● THE TASK: Filter out everything except lines holding "upper".

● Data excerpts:
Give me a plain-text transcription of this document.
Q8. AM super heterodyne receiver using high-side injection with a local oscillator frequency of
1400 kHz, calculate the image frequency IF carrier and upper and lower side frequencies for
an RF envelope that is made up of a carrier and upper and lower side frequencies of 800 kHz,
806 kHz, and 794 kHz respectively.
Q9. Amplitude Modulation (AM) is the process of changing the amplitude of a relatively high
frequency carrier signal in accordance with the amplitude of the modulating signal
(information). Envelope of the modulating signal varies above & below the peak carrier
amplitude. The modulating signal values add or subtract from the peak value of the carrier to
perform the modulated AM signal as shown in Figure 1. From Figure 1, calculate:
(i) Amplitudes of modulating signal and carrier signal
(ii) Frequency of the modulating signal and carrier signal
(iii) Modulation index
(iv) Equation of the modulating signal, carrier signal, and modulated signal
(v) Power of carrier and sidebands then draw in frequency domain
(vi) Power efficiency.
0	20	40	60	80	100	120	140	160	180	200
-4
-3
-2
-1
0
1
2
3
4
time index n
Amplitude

--

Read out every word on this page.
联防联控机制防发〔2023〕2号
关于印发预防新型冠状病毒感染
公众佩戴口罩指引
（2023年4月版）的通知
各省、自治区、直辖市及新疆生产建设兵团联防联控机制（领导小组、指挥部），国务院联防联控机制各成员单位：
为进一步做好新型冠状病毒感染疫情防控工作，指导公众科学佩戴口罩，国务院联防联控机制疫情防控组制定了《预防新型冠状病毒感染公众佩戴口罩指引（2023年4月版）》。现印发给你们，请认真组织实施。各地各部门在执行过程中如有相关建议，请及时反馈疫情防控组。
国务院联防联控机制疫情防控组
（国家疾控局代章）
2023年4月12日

● EXERCISE SOLUTION:
1400 kHz, calculate the image frequency IF carrier and upper and lower side frequencies for
an RF envelope that is made up of a carrier and upper and lower side frequencies of 800 kHz,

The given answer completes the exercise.